Start of DATA

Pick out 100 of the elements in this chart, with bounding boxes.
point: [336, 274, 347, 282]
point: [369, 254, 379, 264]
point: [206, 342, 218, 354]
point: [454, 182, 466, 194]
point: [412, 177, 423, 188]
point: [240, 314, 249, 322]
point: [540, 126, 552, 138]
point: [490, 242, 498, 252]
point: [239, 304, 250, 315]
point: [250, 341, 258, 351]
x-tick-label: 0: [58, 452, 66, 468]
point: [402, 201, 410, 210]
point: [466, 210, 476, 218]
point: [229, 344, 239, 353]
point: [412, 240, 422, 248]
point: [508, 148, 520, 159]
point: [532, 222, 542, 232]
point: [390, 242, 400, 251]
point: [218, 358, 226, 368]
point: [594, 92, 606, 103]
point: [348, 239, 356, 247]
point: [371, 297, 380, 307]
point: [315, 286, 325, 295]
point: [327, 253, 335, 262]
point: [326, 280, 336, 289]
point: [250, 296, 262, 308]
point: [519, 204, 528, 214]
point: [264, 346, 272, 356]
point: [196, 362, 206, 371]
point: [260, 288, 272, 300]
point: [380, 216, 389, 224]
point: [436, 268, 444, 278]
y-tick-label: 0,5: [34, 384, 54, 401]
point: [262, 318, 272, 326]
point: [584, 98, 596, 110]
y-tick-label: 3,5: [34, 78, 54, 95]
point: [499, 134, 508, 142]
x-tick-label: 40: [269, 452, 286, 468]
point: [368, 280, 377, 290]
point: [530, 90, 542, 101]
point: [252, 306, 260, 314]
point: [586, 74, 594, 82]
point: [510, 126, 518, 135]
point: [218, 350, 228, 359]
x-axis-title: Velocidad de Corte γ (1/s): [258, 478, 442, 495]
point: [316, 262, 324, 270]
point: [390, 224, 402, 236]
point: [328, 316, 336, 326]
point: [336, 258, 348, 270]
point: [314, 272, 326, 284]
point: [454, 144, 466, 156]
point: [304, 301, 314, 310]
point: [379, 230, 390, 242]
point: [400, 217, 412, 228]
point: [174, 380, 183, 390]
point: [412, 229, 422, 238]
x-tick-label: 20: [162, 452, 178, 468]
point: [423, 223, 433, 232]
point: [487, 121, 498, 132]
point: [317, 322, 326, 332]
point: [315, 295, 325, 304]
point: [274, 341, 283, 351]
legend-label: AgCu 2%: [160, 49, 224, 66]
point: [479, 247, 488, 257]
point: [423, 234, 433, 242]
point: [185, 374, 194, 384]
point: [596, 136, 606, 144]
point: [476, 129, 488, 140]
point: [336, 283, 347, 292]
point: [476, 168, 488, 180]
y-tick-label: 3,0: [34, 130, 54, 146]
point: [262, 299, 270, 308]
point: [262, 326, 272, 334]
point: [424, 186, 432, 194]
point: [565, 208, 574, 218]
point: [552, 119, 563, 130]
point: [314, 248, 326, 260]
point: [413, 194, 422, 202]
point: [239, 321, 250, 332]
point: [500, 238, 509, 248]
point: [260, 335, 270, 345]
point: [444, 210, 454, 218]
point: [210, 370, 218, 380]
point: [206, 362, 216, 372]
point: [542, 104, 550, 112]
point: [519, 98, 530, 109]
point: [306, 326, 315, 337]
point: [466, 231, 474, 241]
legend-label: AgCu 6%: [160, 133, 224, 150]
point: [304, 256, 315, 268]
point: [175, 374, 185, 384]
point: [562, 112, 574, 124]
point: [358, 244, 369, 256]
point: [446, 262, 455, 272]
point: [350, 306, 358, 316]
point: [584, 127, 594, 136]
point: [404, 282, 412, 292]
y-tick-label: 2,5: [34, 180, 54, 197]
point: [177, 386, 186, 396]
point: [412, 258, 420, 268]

End of DATA

WORK REQUIRED> Could you write out the lines above again, substituting "marker" for every "point" and changing nothing else?

SOLUTION TO THIS EXERCISE>
Pick out 100 of the elements in this chart, with bounding boxes.
marker: [336, 274, 347, 282]
marker: [369, 254, 379, 264]
marker: [206, 342, 218, 354]
marker: [454, 182, 466, 194]
marker: [412, 177, 423, 188]
marker: [240, 314, 249, 322]
marker: [540, 126, 552, 138]
marker: [490, 242, 498, 252]
marker: [239, 304, 250, 315]
marker: [250, 341, 258, 351]
x-tick-label: 0: [58, 452, 66, 468]
marker: [402, 201, 410, 210]
marker: [466, 210, 476, 218]
marker: [229, 344, 239, 353]
marker: [412, 240, 422, 248]
marker: [508, 148, 520, 159]
marker: [532, 222, 542, 232]
marker: [390, 242, 400, 251]
marker: [218, 358, 226, 368]
marker: [594, 92, 606, 103]
marker: [348, 239, 356, 247]
marker: [371, 297, 380, 307]
marker: [315, 286, 325, 295]
marker: [327, 253, 335, 262]
marker: [326, 280, 336, 289]
marker: [250, 296, 262, 308]
marker: [519, 204, 528, 214]
marker: [264, 346, 272, 356]
marker: [196, 362, 206, 371]
marker: [260, 288, 272, 300]
marker: [380, 216, 389, 224]
marker: [436, 268, 444, 278]
y-tick-label: 0,5: [34, 384, 54, 401]
marker: [262, 318, 272, 326]
marker: [584, 98, 596, 110]
y-tick-label: 3,5: [34, 78, 54, 95]
marker: [499, 134, 508, 142]
x-tick-label: 40: [269, 452, 286, 468]
marker: [368, 280, 377, 290]
marker: [530, 90, 542, 101]
marker: [252, 306, 260, 314]
marker: [586, 74, 594, 82]
marker: [510, 126, 518, 135]
marker: [218, 350, 228, 359]
x-axis-title: Velocidad de Corte γ (1/s): [258, 478, 442, 495]
marker: [316, 262, 324, 270]
marker: [390, 224, 402, 236]
marker: [328, 316, 336, 326]
marker: [336, 258, 348, 270]
marker: [314, 272, 326, 284]
marker: [454, 144, 466, 156]
marker: [304, 301, 314, 310]
marker: [379, 230, 390, 242]
marker: [400, 217, 412, 228]
marker: [174, 380, 183, 390]
marker: [412, 229, 422, 238]
x-tick-label: 20: [162, 452, 178, 468]
marker: [423, 223, 433, 232]
marker: [487, 121, 498, 132]
marker: [317, 322, 326, 332]
marker: [315, 295, 325, 304]
marker: [274, 341, 283, 351]
legend-label: AgCu 2%: [160, 49, 224, 66]
marker: [479, 247, 488, 257]
marker: [423, 234, 433, 242]
marker: [185, 374, 194, 384]
marker: [596, 136, 606, 144]
marker: [476, 129, 488, 140]
marker: [336, 283, 347, 292]
marker: [476, 168, 488, 180]
y-tick-label: 3,0: [34, 130, 54, 146]
marker: [262, 299, 270, 308]
marker: [262, 326, 272, 334]
marker: [424, 186, 432, 194]
marker: [565, 208, 574, 218]
marker: [552, 119, 563, 130]
marker: [314, 248, 326, 260]
marker: [413, 194, 422, 202]
marker: [239, 321, 250, 332]
marker: [500, 238, 509, 248]
marker: [260, 335, 270, 345]
marker: [444, 210, 454, 218]
marker: [210, 370, 218, 380]
marker: [206, 362, 216, 372]
marker: [542, 104, 550, 112]
marker: [519, 98, 530, 109]
marker: [306, 326, 315, 337]
marker: [466, 231, 474, 241]
legend-label: AgCu 6%: [160, 133, 224, 150]
marker: [304, 256, 315, 268]
marker: [175, 374, 185, 384]
marker: [562, 112, 574, 124]
marker: [358, 244, 369, 256]
marker: [446, 262, 455, 272]
marker: [350, 306, 358, 316]
marker: [584, 127, 594, 136]
marker: [404, 282, 412, 292]
y-tick-label: 2,5: [34, 180, 54, 197]
marker: [177, 386, 186, 396]
marker: [412, 258, 420, 268]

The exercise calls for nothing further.